(The problem): Check each line below for the word "page", and copy those that have it.

[BEGIN Material provided]

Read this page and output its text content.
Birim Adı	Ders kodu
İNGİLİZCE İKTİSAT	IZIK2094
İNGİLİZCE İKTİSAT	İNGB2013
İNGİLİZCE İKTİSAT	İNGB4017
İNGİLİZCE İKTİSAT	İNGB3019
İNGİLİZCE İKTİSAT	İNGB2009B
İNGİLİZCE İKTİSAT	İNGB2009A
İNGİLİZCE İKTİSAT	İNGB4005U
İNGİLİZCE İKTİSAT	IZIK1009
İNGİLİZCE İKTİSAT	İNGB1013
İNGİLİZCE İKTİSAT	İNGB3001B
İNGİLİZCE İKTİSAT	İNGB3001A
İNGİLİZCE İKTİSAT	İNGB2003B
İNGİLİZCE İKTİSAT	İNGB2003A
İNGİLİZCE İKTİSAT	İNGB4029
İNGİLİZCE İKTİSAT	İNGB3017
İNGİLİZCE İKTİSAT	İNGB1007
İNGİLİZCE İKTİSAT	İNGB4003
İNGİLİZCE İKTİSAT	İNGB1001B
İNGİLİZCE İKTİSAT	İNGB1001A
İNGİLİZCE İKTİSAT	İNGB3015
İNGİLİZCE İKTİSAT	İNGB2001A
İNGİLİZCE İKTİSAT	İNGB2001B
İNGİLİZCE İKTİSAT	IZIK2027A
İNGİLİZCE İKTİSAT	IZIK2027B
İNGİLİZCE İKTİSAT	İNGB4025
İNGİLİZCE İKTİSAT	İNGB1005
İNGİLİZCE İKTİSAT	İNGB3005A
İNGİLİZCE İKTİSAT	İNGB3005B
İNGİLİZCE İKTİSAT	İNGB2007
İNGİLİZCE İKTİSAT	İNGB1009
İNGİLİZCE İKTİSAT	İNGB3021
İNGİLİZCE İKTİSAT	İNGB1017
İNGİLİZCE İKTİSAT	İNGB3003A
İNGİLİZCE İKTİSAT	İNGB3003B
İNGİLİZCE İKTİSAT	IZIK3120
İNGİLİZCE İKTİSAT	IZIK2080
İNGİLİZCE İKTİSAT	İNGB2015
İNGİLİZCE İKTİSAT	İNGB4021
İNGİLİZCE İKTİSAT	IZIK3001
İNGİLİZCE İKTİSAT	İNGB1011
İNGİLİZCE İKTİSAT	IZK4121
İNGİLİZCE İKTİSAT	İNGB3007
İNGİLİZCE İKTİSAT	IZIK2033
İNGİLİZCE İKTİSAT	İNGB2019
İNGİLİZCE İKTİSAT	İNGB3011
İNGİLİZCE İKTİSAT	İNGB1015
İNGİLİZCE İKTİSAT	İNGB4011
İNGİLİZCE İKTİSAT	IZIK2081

[END Material provided]
[BEGIN Material provided]

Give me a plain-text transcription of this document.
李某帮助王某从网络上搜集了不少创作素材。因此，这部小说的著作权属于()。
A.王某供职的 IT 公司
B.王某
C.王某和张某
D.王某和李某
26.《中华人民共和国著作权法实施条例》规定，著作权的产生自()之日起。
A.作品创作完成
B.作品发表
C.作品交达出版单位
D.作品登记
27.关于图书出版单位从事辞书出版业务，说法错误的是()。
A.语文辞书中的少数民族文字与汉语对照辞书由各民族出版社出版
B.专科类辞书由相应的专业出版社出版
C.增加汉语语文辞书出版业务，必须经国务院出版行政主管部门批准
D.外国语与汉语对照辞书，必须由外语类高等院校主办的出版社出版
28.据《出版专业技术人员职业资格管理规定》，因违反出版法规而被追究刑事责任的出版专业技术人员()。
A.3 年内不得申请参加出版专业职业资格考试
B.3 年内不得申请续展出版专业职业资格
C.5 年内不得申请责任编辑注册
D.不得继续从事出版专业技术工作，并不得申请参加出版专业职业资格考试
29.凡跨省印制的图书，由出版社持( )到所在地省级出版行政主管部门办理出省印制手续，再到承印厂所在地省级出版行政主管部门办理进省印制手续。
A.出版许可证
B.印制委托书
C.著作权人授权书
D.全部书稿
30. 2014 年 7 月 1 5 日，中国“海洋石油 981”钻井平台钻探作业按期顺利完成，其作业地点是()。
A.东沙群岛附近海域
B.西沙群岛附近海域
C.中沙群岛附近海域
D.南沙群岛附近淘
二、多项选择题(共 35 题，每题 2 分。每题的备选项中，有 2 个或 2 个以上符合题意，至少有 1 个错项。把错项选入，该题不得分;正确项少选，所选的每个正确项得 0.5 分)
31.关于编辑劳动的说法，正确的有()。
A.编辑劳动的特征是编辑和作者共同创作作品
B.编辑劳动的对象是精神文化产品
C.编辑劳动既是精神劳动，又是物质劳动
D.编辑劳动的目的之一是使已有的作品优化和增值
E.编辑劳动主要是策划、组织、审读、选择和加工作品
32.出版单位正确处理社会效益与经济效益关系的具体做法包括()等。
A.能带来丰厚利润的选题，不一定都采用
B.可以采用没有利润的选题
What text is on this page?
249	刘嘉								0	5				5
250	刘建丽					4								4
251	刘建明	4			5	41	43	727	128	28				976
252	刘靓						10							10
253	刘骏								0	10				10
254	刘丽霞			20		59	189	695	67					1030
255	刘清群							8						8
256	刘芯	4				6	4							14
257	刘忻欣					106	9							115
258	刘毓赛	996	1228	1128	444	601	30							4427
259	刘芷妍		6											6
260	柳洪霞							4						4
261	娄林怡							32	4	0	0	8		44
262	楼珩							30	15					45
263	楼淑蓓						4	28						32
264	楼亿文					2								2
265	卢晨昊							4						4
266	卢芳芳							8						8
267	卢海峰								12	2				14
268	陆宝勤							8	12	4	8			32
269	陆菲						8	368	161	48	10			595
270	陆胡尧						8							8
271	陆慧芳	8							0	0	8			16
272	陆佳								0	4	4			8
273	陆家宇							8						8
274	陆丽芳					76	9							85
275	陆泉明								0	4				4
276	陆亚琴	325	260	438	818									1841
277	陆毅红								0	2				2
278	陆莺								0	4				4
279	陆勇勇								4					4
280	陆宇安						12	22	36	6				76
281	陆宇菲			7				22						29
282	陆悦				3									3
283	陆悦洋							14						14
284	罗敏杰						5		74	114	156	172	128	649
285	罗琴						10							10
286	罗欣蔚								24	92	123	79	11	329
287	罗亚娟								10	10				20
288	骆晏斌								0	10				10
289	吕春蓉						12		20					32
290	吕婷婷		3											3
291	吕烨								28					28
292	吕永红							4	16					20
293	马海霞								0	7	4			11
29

[END Material provided]

(Task result):
Read this page and output its text content.
What text is on this page?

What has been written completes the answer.